Working data below:

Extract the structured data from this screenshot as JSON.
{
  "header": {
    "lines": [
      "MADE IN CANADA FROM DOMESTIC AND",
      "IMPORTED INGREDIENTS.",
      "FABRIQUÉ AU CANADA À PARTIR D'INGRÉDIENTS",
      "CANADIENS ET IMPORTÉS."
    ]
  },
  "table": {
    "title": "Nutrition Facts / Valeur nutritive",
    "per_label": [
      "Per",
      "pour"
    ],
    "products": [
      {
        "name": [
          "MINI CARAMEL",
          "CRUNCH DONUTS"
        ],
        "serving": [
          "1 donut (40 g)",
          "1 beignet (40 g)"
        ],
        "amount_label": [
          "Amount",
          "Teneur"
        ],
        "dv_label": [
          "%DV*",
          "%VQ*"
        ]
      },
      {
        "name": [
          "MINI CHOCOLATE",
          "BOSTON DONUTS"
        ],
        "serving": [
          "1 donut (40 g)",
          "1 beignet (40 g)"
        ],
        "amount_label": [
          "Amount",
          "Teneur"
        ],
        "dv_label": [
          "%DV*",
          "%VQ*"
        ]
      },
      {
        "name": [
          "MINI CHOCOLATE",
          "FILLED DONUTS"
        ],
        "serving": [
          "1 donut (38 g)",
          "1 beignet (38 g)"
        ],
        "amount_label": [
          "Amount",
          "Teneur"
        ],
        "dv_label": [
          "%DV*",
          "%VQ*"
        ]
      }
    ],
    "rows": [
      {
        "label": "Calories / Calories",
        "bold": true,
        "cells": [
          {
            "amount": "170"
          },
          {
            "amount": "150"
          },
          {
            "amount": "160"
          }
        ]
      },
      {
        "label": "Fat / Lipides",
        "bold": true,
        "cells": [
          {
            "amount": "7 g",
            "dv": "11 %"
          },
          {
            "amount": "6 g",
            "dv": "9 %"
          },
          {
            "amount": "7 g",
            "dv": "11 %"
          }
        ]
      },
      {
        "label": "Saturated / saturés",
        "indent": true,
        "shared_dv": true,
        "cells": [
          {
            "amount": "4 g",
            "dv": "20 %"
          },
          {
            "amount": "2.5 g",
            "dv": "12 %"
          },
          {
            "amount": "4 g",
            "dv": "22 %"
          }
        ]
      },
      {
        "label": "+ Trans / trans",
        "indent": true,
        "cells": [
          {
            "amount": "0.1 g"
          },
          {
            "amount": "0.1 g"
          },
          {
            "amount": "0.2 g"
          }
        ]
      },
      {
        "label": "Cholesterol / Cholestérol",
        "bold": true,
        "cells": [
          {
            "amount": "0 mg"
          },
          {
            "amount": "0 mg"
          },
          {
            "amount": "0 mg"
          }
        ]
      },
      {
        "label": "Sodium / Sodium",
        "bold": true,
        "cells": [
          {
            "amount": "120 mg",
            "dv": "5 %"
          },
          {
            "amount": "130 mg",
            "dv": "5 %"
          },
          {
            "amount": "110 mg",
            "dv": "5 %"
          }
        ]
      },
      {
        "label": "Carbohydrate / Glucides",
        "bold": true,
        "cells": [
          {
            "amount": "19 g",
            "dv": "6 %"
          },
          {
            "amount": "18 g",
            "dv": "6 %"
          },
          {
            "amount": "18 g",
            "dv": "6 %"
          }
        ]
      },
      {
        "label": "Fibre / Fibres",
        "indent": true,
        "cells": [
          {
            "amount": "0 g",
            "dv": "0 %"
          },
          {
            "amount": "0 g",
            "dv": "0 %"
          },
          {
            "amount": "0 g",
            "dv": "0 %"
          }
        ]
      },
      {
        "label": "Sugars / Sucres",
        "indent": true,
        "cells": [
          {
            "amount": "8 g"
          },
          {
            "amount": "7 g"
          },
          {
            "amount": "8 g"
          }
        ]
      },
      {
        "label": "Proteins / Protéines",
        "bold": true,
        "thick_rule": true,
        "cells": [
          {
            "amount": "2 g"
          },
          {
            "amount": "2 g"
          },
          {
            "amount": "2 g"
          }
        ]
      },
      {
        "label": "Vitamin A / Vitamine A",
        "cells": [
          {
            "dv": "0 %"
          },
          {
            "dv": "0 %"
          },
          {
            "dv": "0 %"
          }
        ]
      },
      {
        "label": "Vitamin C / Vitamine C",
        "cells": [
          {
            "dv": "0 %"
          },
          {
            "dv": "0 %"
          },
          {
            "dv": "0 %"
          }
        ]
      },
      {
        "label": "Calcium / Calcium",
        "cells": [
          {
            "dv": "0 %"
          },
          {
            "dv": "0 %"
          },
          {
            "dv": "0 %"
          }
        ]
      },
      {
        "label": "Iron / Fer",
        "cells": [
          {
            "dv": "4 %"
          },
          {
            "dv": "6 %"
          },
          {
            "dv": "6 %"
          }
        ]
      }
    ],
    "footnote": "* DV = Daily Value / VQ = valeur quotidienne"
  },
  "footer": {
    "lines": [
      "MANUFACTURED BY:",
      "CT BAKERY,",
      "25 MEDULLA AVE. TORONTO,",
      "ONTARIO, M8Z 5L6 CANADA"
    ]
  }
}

End of Working data.

▶ _What you need to do_
Would you return the full set of entries, unchanged in every detail?

▶ _Response to the task_
Extract the structured data from this screenshot as JSON.
{
  "header": {
    "lines": [
      "MADE IN CANADA FROM DOMESTIC AND",
      "IMPORTED INGREDIENTS.",
      "FABRIQUÉ AU CANADA À PARTIR D'INGRÉDIENTS",
      "CANADIENS ET IMPORTÉS."
    ]
  },
  "table": {
    "title": "Nutrition Facts / Valeur nutritive",
    "per_label": [
      "Per",
      "pour"
    ],
    "products": [
      {
        "name": [
          "MINI CARAMEL",
          "CRUNCH DONUTS"
        ],
        "serving": [
          "1 donut (40 g)",
          "1 beignet (40 g)"
        ],
        "amount_label": [
          "Amount",
          "Teneur"
        ],
        "dv_label": [
          "%DV*",
          "%VQ*"
        ]
      },
      {
        "name": [
          "MINI CHOCOLATE",
          "BOSTON DONUTS"
        ],
        "serving": [
          "1 donut (40 g)",
          "1 beignet (40 g)"
        ],
        "amount_label": [
          "Amount",
          "Teneur"
        ],
        "dv_label": [
          "%DV*",
          "%VQ*"
        ]
      },
      {
        "name": [
          "MINI CHOCOLATE",
          "FILLED DONUTS"
        ],
        "serving": [
          "1 donut (38 g)",
          "1 beignet (38 g)"
        ],
        "amount_label": [
          "Amount",
          "Teneur"
        ],
        "dv_label": [
          "%DV*",
          "%VQ*"
        ]
      }
    ],
    "rows": [
      {
        "label": "Calories / Calories",
        "bold": true,
        "cells": [
          {
            "amount": "170"
          },
          {
            "amount": "150"
          },
          {
            "amount": "160"
          }
        ]
      },
      {
        "label": "Fat / Lipides",
        "bold": true,
        "cells": [
          {
            "amount": "7 g",
            "dv": "11 %"
          },
          {
            "amount": "6 g",
            "dv": "9 %"
          },
          {
            "amount": "7 g",
            "dv": "11 %"
          }
        ]
      },
      {
        "label": "Saturated / saturés",
        "indent": true,
        "shared_dv": true,
        "cells": [
          {
            "amount": "4 g",
            "dv": "20 %"
          },
          {
            "amount": "2.5 g",
            "dv": "12 %"
          },
          {
            "amount": "4 g",
            "dv": "22 %"
          }
        ]
      },
      {
        "label": "+ Trans / trans",
        "indent": true,
        "cells": [
          {
            "amount": "0.1 g"
          },
          {
            "amount": "0.1 g"
          },
          {
            "amount": "0.2 g"
          }
        ]
      },
      {
        "label": "Cholesterol / Cholestérol",
        "bold": true,
        "cells": [
          {
            "amount": "0 mg"
          },
          {
            "amount": "0 mg"
          },
          {
            "amount": "0 mg"
          }
        ]
      },
      {
        "label": "Sodium / Sodium",
        "bold": true,
        "cells": [
          {
            "amount": "120 mg",
            "dv": "5 %"
          },
          {
            "amount": "130 mg",
            "dv": "5 %"
          },
          {
            "amount": "110 mg",
            "dv": "5 %"
          }
        ]
      },
      {
        "label": "Carbohydrate / Glucides",
        "bold": true,
        "cells": [
          {
            "amount": "19 g",
            "dv": "6 %"
          },
          {
            "amount": "18 g",
            "dv": "6 %"
          },
          {
            "amount": "18 g",
            "dv": "6 %"
          }
        ]
      },
      {
        "label": "Fibre / Fibres",
        "indent": true,
        "cells": [
          {
            "amount": "0 g",
            "dv": "0 %"
          },
          {
            "amount": "0 g",
            "dv": "0 %"
          },
          {
            "amount": "0 g",
            "dv": "0 %"
          }
        ]
      },
      {
        "label": "Sugars / Sucres",
        "indent": true,
        "cells": [
          {
            "amount": "8 g"
          },
          {
            "amount": "7 g"
          },
          {
            "amount": "8 g"
          }
        ]
      },
      {
        "label": "Proteins / Protéines",
        "bold": true,
        "thick_rule": true,
        "cells": [
          {
            "amount": "2 g"
          },
          {
            "amount": "2 g"
          },
          {
            "amount": "2 g"
          }
        ]
      },
      {
        "label": "Vitamin A / Vitamine A",
        "cells": [
          {
            "dv": "0 %"
          },
          {
            "dv": "0 %"
          },
          {
            "dv": "0 %"
          }
        ]
      },
      {
        "label": "Vitamin C / Vitamine C",
        "cells": [
          {
            "dv": "0 %"
          },
          {
            "dv": "0 %"
          },
          {
            "dv": "0 %"
          }
        ]
      },
      {
        "label": "Calcium / Calcium",
        "cells": [
          {
            "dv": "0 %"
          },
          {
            "dv": "0 %"
          },
          {
            "dv": "0 %"
          }
        ]
      },
      {
        "label": "Iron / Fer",
        "cells": [
          {
            "dv": "4 %"
          },
          {
            "dv": "6 %"
          },
          {
            "dv": "6 %"
          }
        ]
      }
    ],
    "footnote": "* DV = Daily Value / VQ = valeur quotidienne"
  },
  "footer": {
    "lines": [
      "MANUFACTURED BY:",
      "CT BAKERY,",
      "25 MEDULLA AVE. TORONTO,",
      "ONTARIO, M8Z 5L6 CANADA"
    ]
  }
}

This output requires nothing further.